··· RECORDS FOR PROCESSING

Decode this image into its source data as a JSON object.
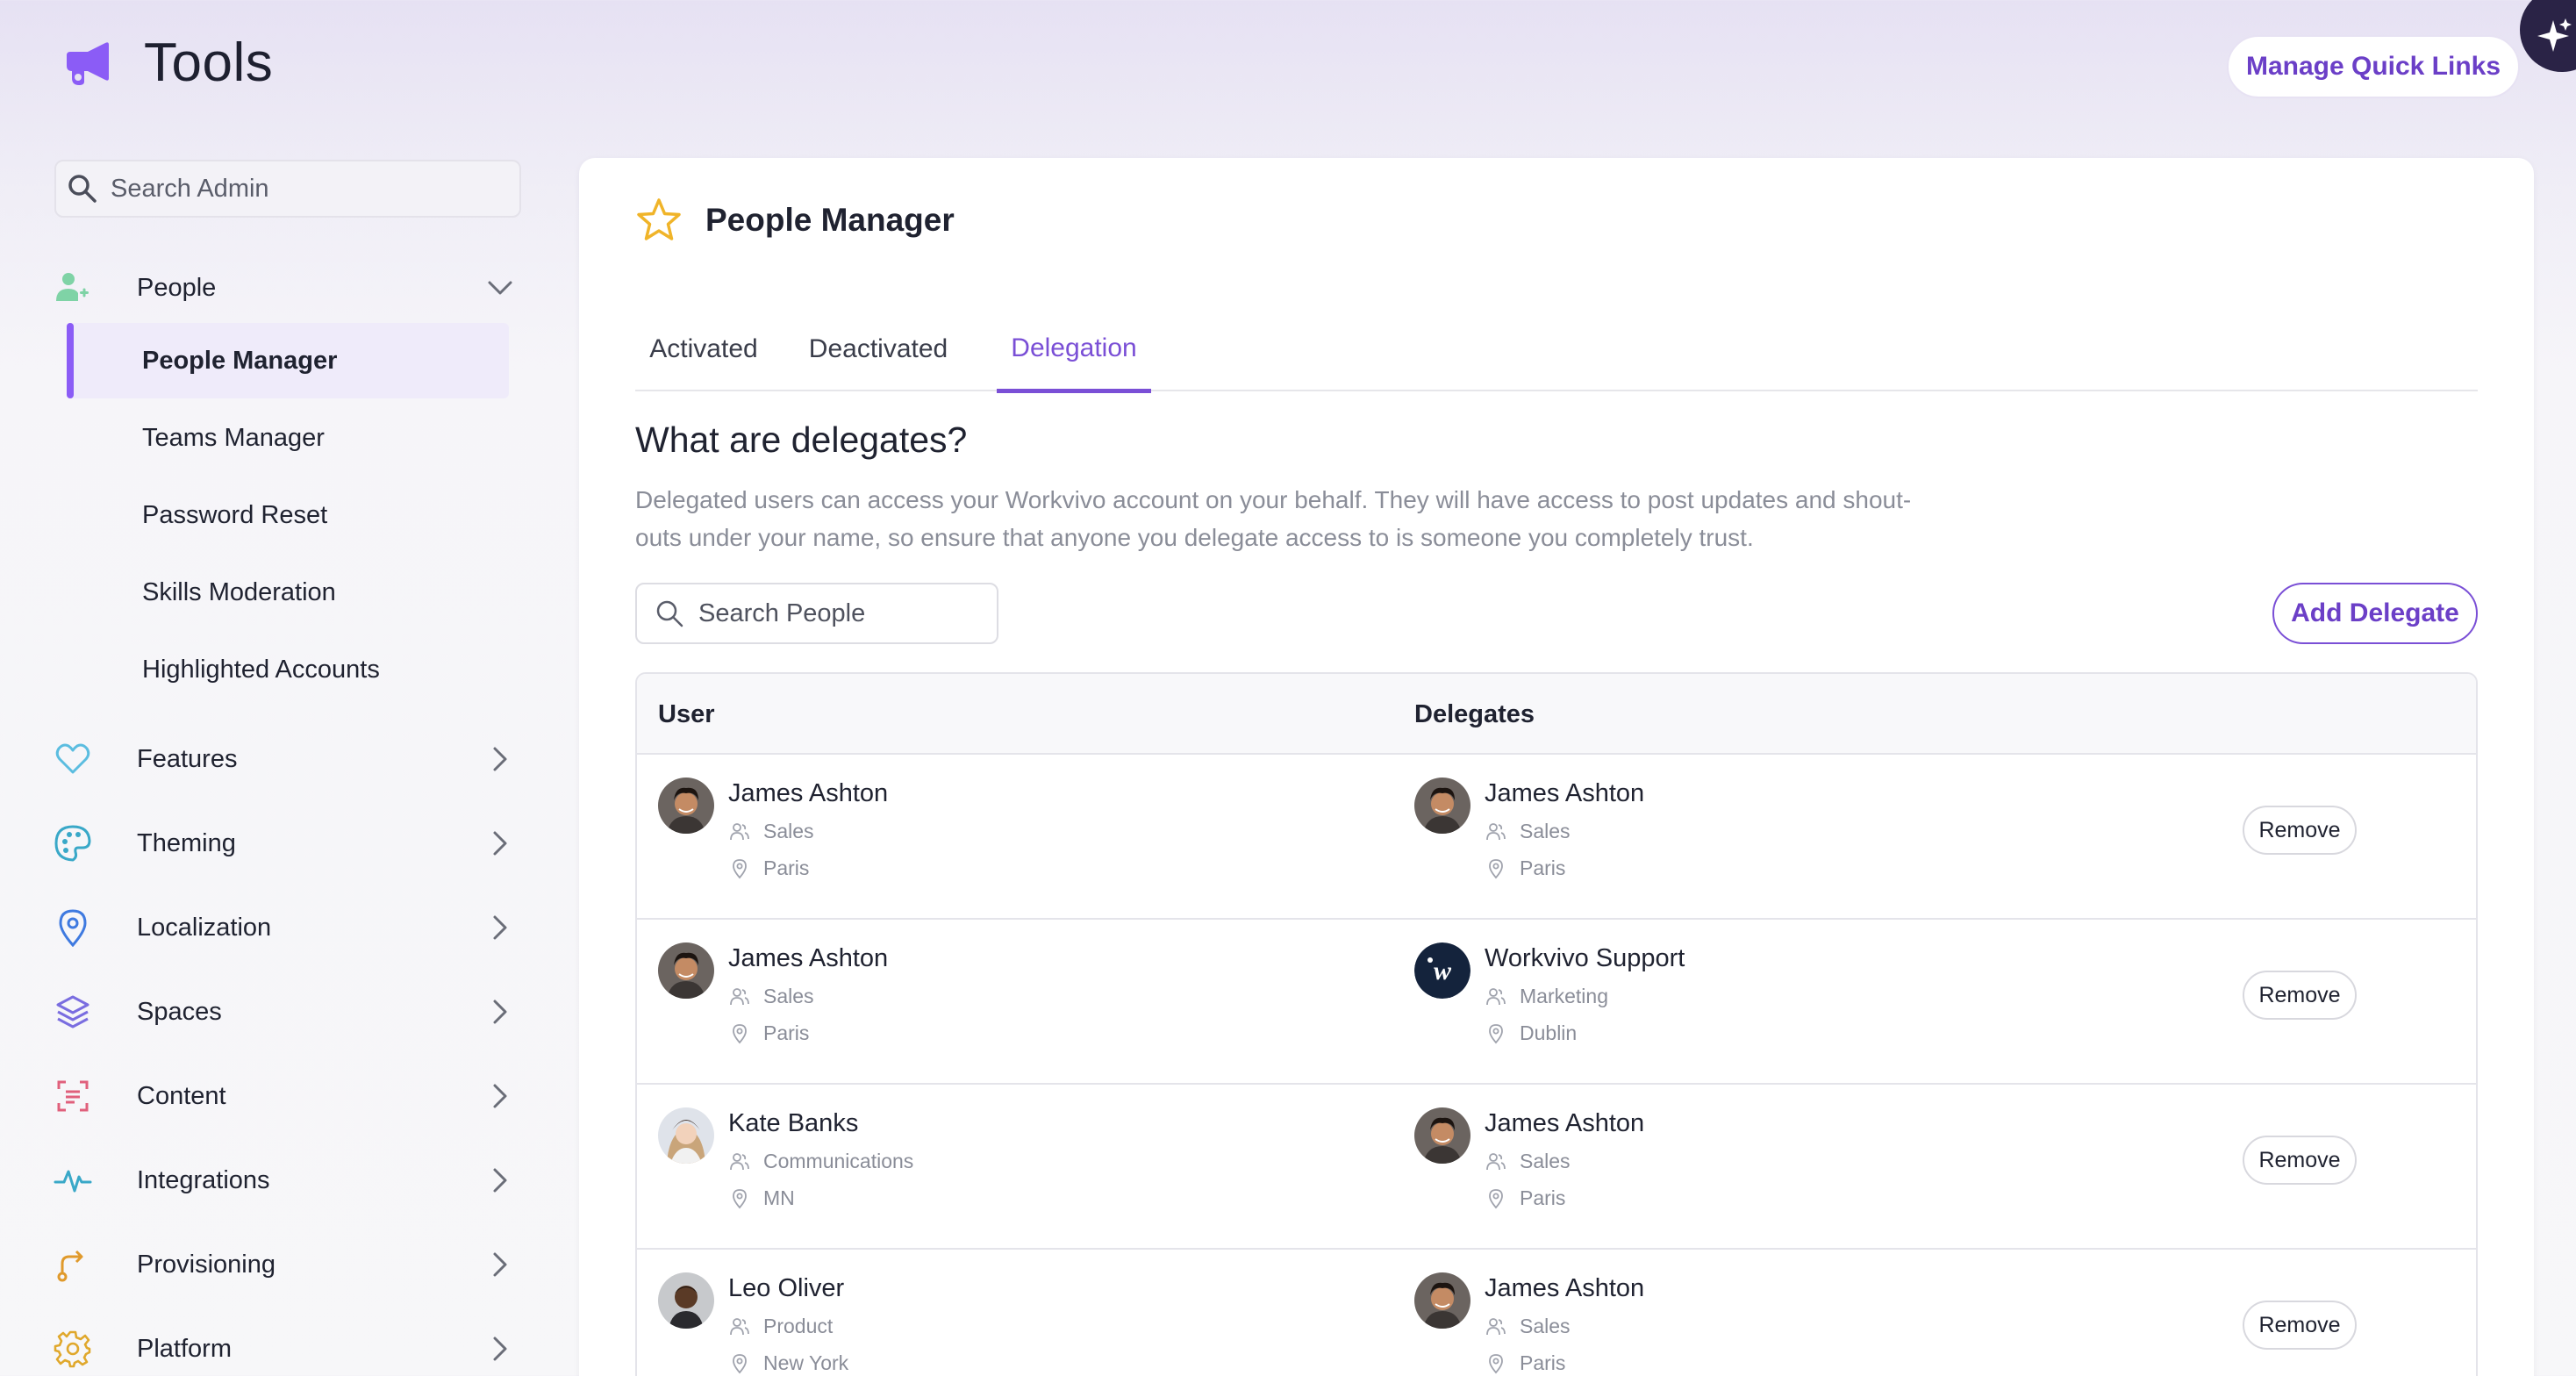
{
  "app": {
    "title": "Tools",
    "quick_links_label": "Manage Quick Links"
  },
  "sidebar": {
    "search_placeholder": "Search Admin",
    "people": {
      "label": "People",
      "items": [
        "People Manager",
        "Teams Manager",
        "Password Reset",
        "Skills Moderation",
        "Highlighted Accounts"
      ],
      "active": "People Manager"
    },
    "groups": [
      {
        "label": "Features",
        "icon": "heart-icon"
      },
      {
        "label": "Theming",
        "icon": "palette-icon"
      },
      {
        "label": "Localization",
        "icon": "location-pin-icon"
      },
      {
        "label": "Spaces",
        "icon": "layers-icon"
      },
      {
        "label": "Content",
        "icon": "content-scan-icon"
      },
      {
        "label": "Integrations",
        "icon": "pulse-icon"
      },
      {
        "label": "Provisioning",
        "icon": "route-icon"
      },
      {
        "label": "Platform",
        "icon": "gear-icon"
      }
    ]
  },
  "main": {
    "title": "People Manager",
    "tabs": [
      "Activated",
      "Deactivated",
      "Delegation"
    ],
    "active_tab": "Delegation",
    "section_title": "What are delegates?",
    "section_desc_line1": "Delegated users can access your Workvivo account on your behalf. They will have access to post updates and shout-",
    "section_desc_line2": "outs under your name, so ensure that anyone you delegate access to is someone you completely trust.",
    "search_placeholder": "Search People",
    "add_delegate_label": "Add Delegate",
    "table": {
      "headers": {
        "user": "User",
        "delegates": "Delegates"
      },
      "remove_label": "Remove",
      "rows": [
        {
          "user": {
            "name": "James Ashton",
            "team": "Sales",
            "location": "Paris"
          },
          "delegate": {
            "name": "James Ashton",
            "team": "Sales",
            "location": "Paris"
          }
        },
        {
          "user": {
            "name": "James Ashton",
            "team": "Sales",
            "location": "Paris"
          },
          "delegate": {
            "name": "Workvivo Support",
            "team": "Marketing",
            "location": "Dublin"
          }
        },
        {
          "user": {
            "name": "Kate Banks",
            "team": "Communications",
            "location": "MN"
          },
          "delegate": {
            "name": "James Ashton",
            "team": "Sales",
            "location": "Paris"
          }
        },
        {
          "user": {
            "name": "Leo Oliver",
            "team": "Product",
            "location": "New York"
          },
          "delegate": {
            "name": "James Ashton",
            "team": "Sales",
            "location": "Paris"
          }
        }
      ]
    }
  },
  "colors": {
    "accent": "#7a4fd6",
    "brand": "#8b5cf6",
    "corner_badge": "#2a2346"
  }
}
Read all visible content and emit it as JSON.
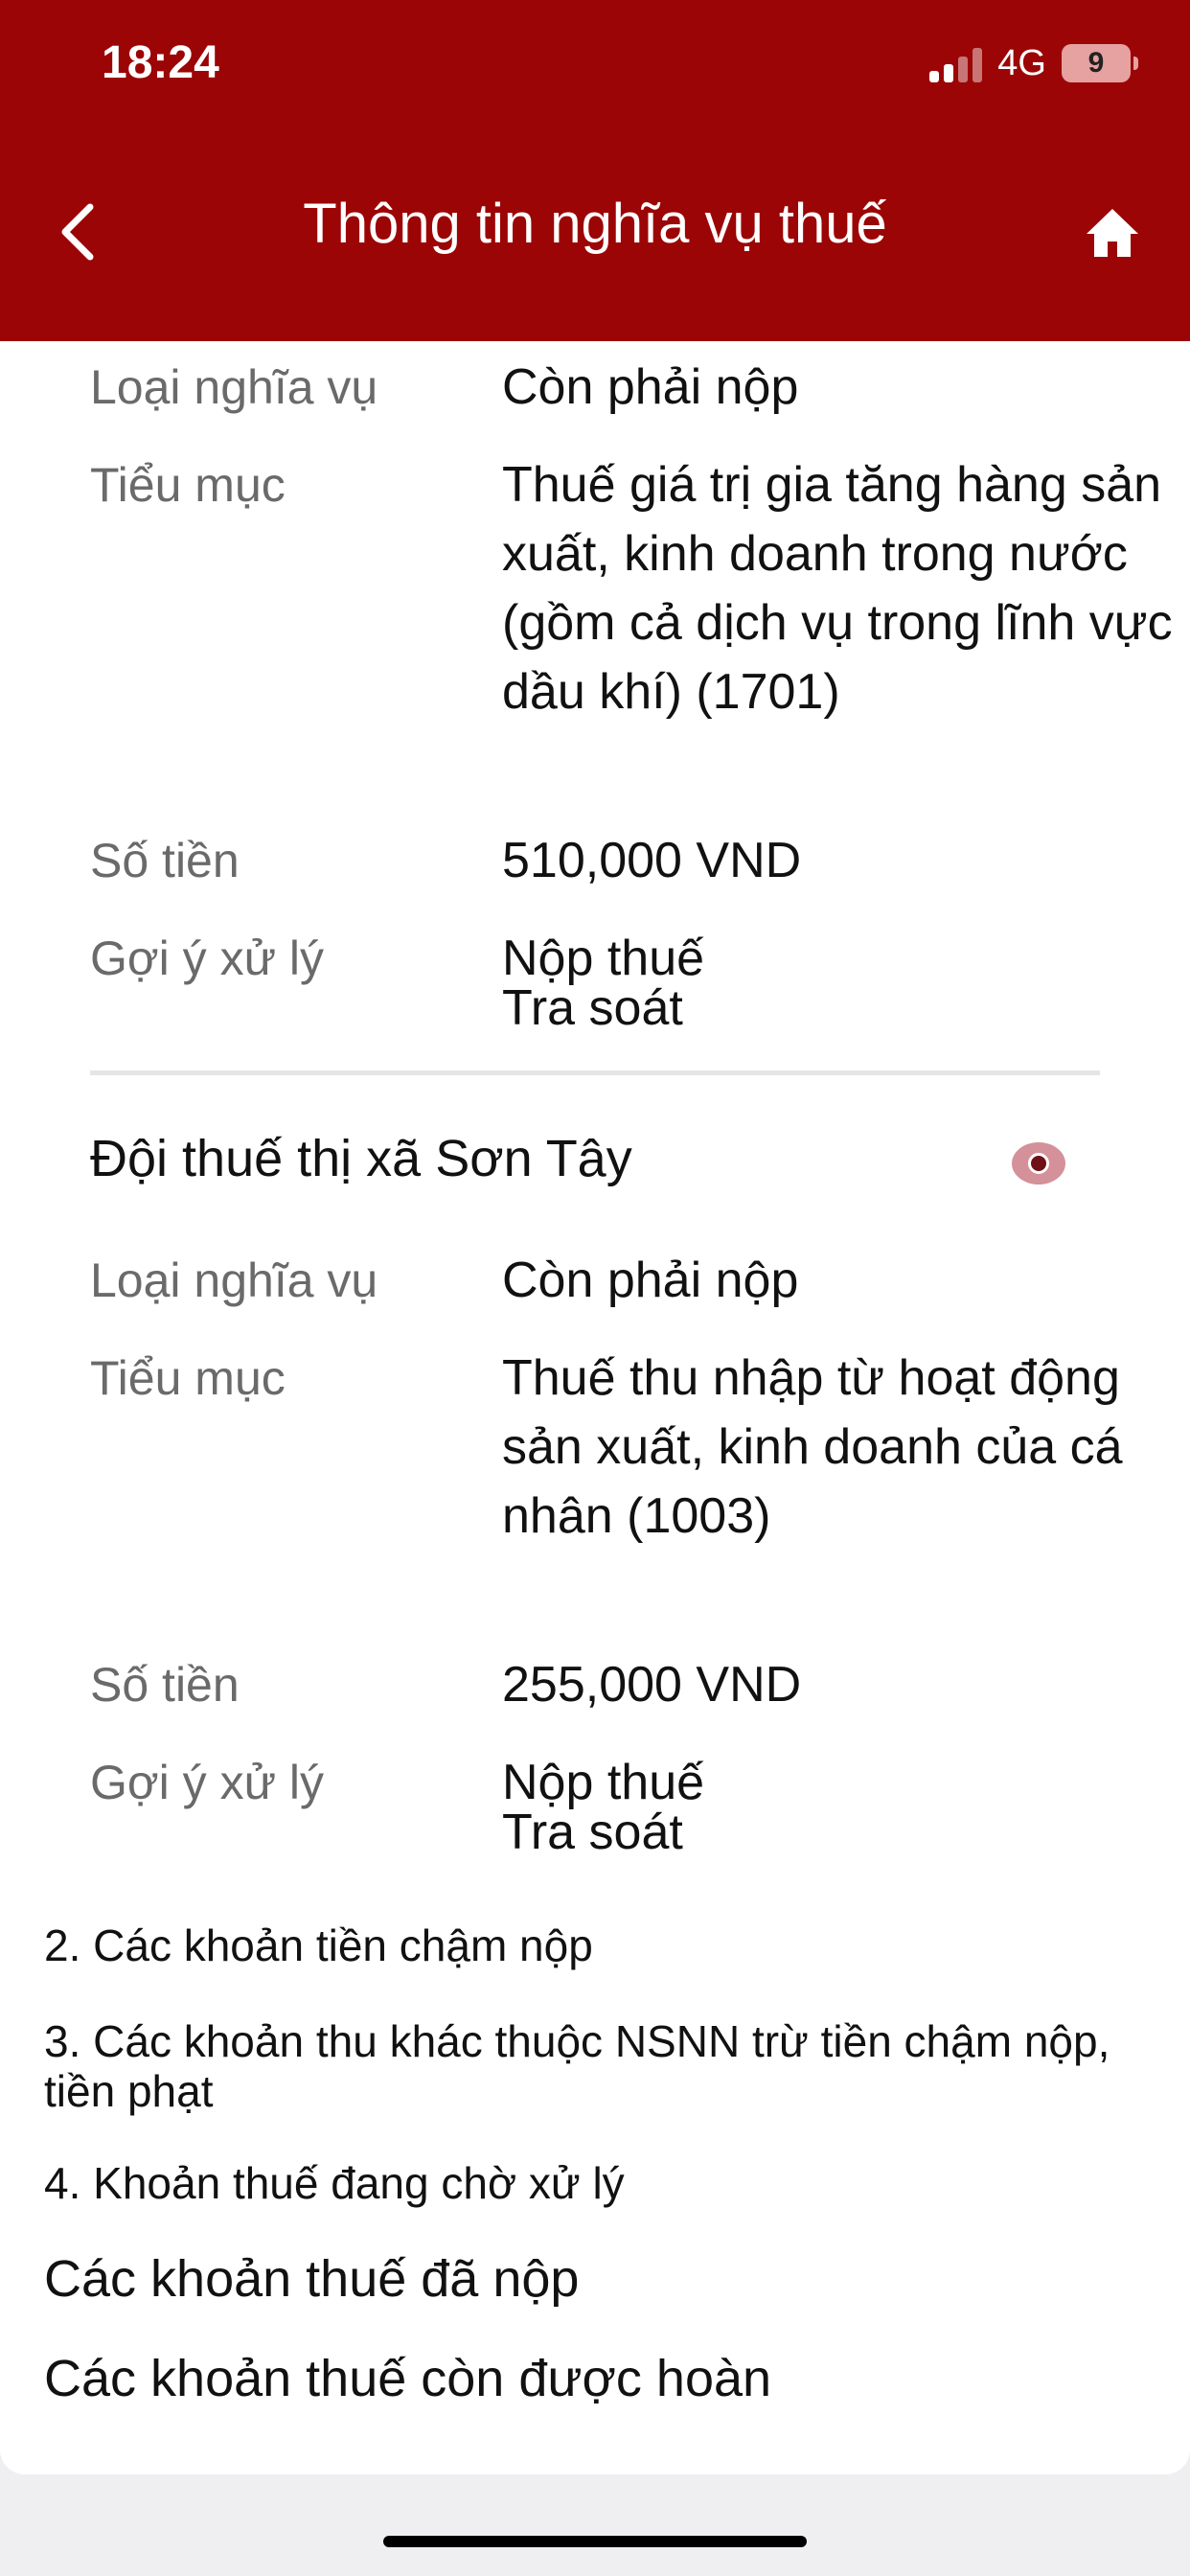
{
  "status_bar": {
    "time": "18:24",
    "network": "4G",
    "battery": "9"
  },
  "header": {
    "title": "Thông tin nghĩa vụ thuế"
  },
  "obligation_1": {
    "type_label": "Loại nghĩa vụ",
    "type_value": "Còn phải nộp",
    "submenu_label": "Tiểu mục",
    "submenu_value": "Thuế giá trị gia tăng hàng sản xuất, kinh doanh trong nước (gồm cả dịch vụ trong lĩnh vực dầu khí) (1701)",
    "amount_label": "Số tiền",
    "amount_value": "510,000 VND",
    "suggest_label": "Gợi ý xử lý",
    "action_pay": "Nộp thuế",
    "action_review": "Tra soát"
  },
  "obligation_2": {
    "authority": "Đội thuế thị xã Sơn Tây",
    "type_label": "Loại nghĩa vụ",
    "type_value": "Còn phải nộp",
    "submenu_label": "Tiểu mục",
    "submenu_value": "Thuế thu nhập từ hoạt động sản xuất, kinh doanh của cá nhân (1003)",
    "amount_label": "Số tiền",
    "amount_value": "255,000 VND",
    "suggest_label": "Gợi ý xử lý",
    "action_pay": "Nộp thuế",
    "action_review": "Tra soát"
  },
  "sections": {
    "late_payment": "2. Các khoản tiền chậm nộp",
    "other_revenue": "3. Các khoản thu khác thuộc NSNN trừ tiền chậm nộp, tiền phạt",
    "pending": "4. Khoản thuế đang chờ xử lý",
    "paid": "Các khoản thuế đã nộp",
    "refundable": "Các khoản thuế còn được hoàn"
  },
  "icons": {
    "back": "chevron-left-icon",
    "home": "home-icon",
    "view": "eye-icon"
  },
  "colors": {
    "header_bg": "#9c0505",
    "eye_bg": "#d4919a",
    "eye_dot": "#6f0f16"
  }
}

······

* _GIVEN EXERCISE_: From the records above, copy every line that holds the word "Search".

* _RESPONSE BELOW_:
    "search_placeholder": "Search Admin",
    "search_placeholder": "Search People",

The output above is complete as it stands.